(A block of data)
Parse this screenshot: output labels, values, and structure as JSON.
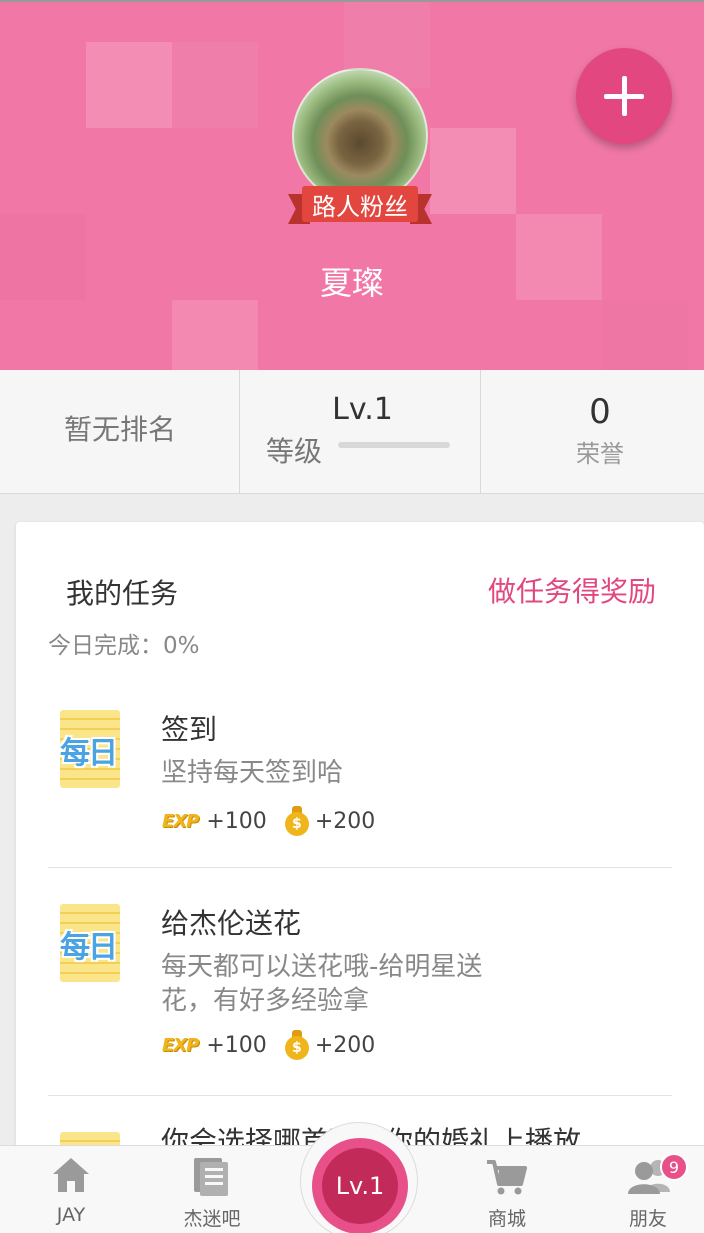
{
  "profile": {
    "badge_label": "路人粉丝",
    "username": "夏璨"
  },
  "stats": {
    "rank_text": "暂无排名",
    "level_value": "Lv.1",
    "level_label": "等级",
    "level_progress": 0,
    "honor_value": "0",
    "honor_label": "荣誉"
  },
  "tasks_card": {
    "title": "我的任务",
    "reward_link": "做任务得奖励",
    "progress_text": "今日完成：0%",
    "daily_icon_text": "每日",
    "exp_icon_text": "EXP",
    "coin_icon_text": "$",
    "tasks": [
      {
        "name": "签到",
        "desc": "坚持每天签到哈",
        "exp": "+100",
        "coins": "+200"
      },
      {
        "name": "给杰伦送花",
        "desc": "每天都可以送花哦-给明星送花，有好多经验拿",
        "exp": "+100",
        "coins": "+200"
      },
      {
        "name": "你会选择哪首歌在你的婚礼上播放"
      }
    ]
  },
  "bottom_nav": {
    "items": [
      {
        "label": "JAY",
        "icon": "home-icon"
      },
      {
        "label": "杰迷吧",
        "icon": "forum-icon"
      },
      {
        "label": "商城",
        "icon": "cart-icon"
      },
      {
        "label": "朋友",
        "icon": "friends-icon"
      }
    ],
    "center_label": "Lv.1",
    "friends_badge": "9"
  },
  "colors": {
    "header_pink": "#f178a6",
    "accent": "#e2477f",
    "ribbon_red": "#e2463f"
  }
}
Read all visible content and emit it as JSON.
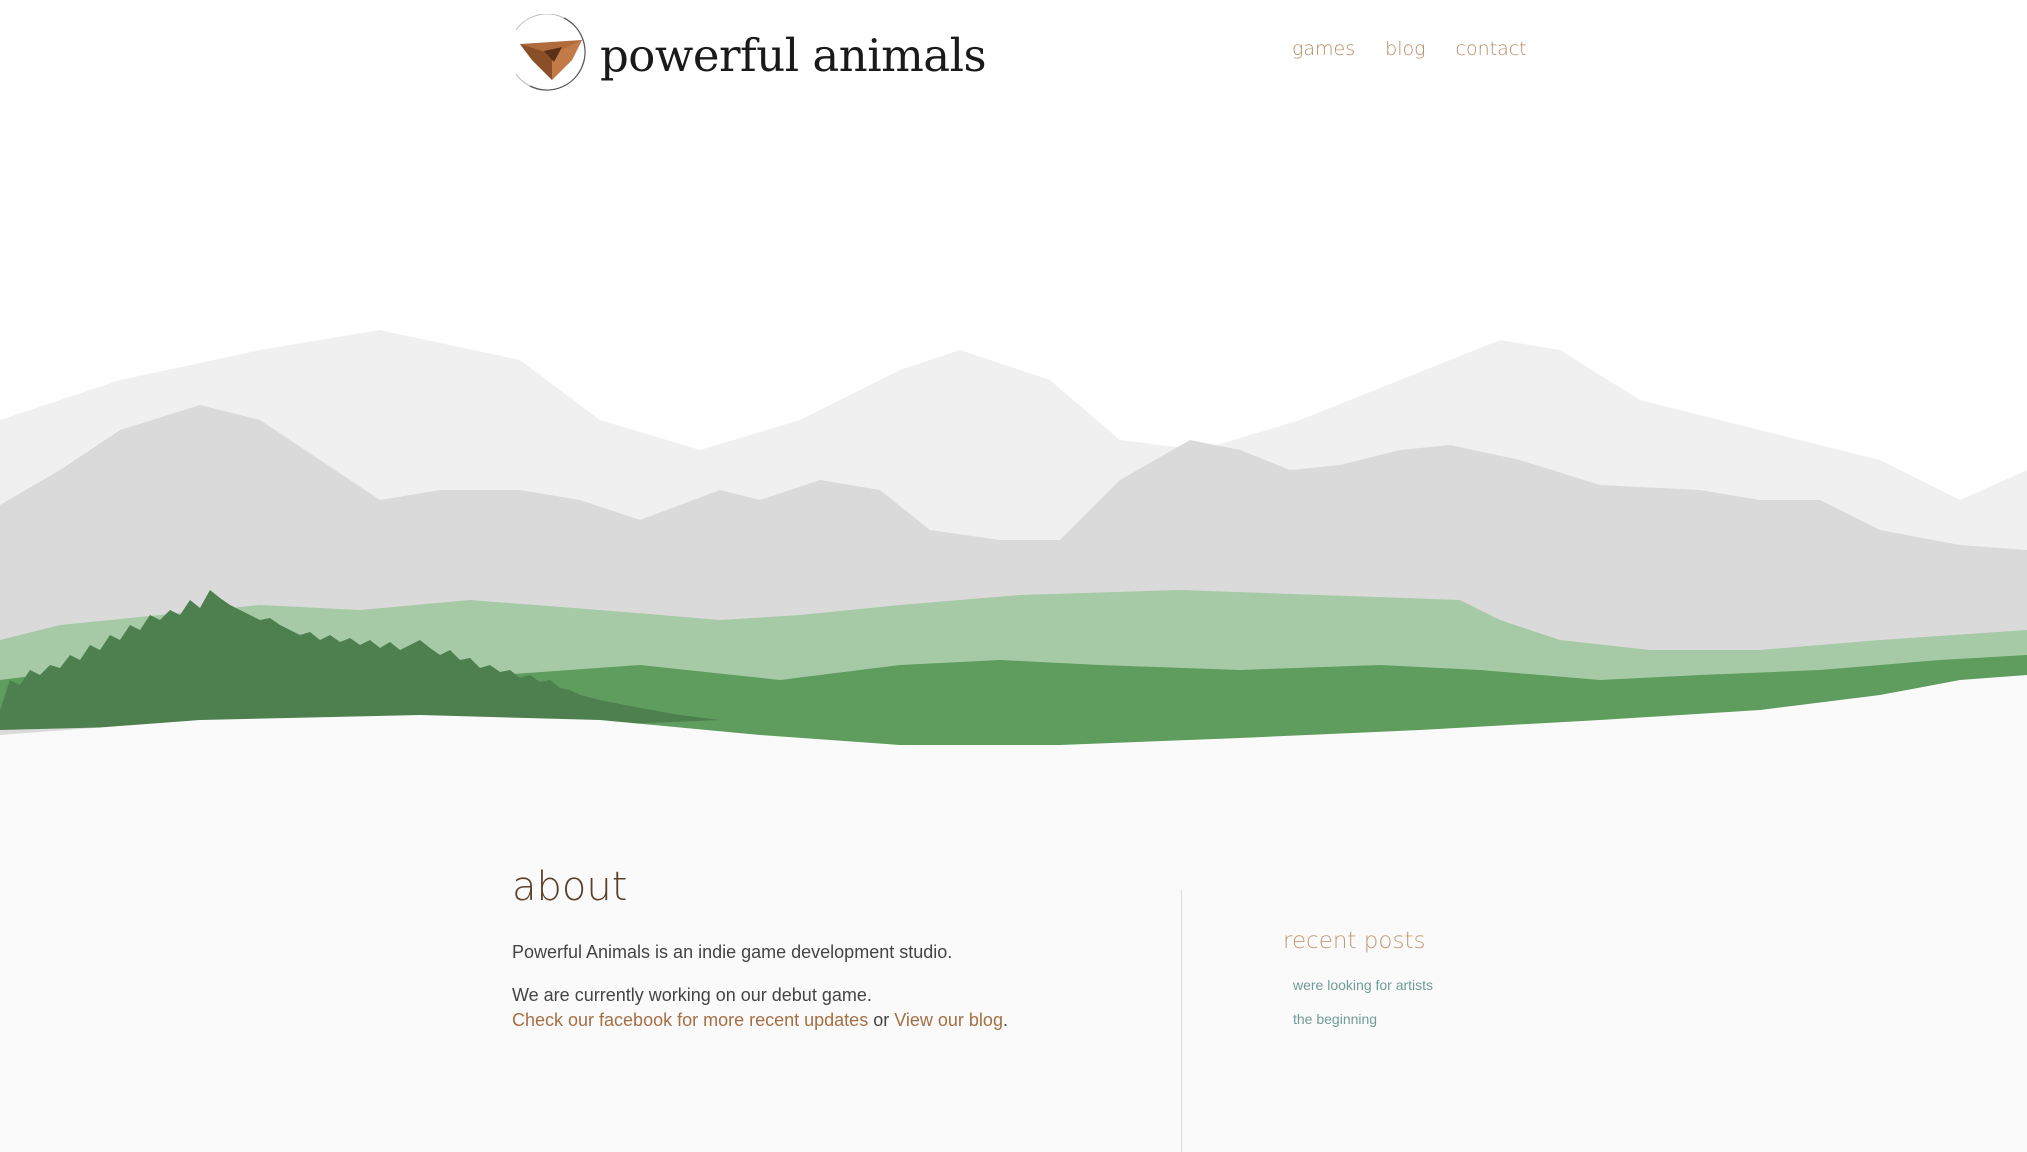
{
  "site": {
    "name": "powerful animals"
  },
  "nav": {
    "items": [
      {
        "label": "games"
      },
      {
        "label": "blog"
      },
      {
        "label": "contact"
      }
    ]
  },
  "about": {
    "title": "about",
    "intro": "Powerful Animals is an indie game development studio.",
    "working": "We are currently working on our debut game.",
    "facebook_link": "Check our facebook for more recent updates",
    "connector": " or ",
    "blog_link": "View our blog",
    "end": "."
  },
  "sidebar": {
    "title": "recent posts",
    "posts": [
      {
        "label": "were looking for artists"
      },
      {
        "label": "the beginning"
      }
    ]
  },
  "colors": {
    "nav_link": "#b58b62",
    "about_title": "#5b3f27",
    "body_link": "#a56f44",
    "sidebar_title": "#c19a74",
    "sidebar_link": "#6f9c98",
    "mountain": "#d9d9d9",
    "forest": "#4f8a4f"
  },
  "icons": {
    "logo": "fox-head-logo-icon"
  }
}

● **JOB**: Identify every line where the string "JSON" appears.

● **REPLY**:
Parse this screenshot: output labels, values, and structure as JSON.
Read all visible content and emit it as JSON.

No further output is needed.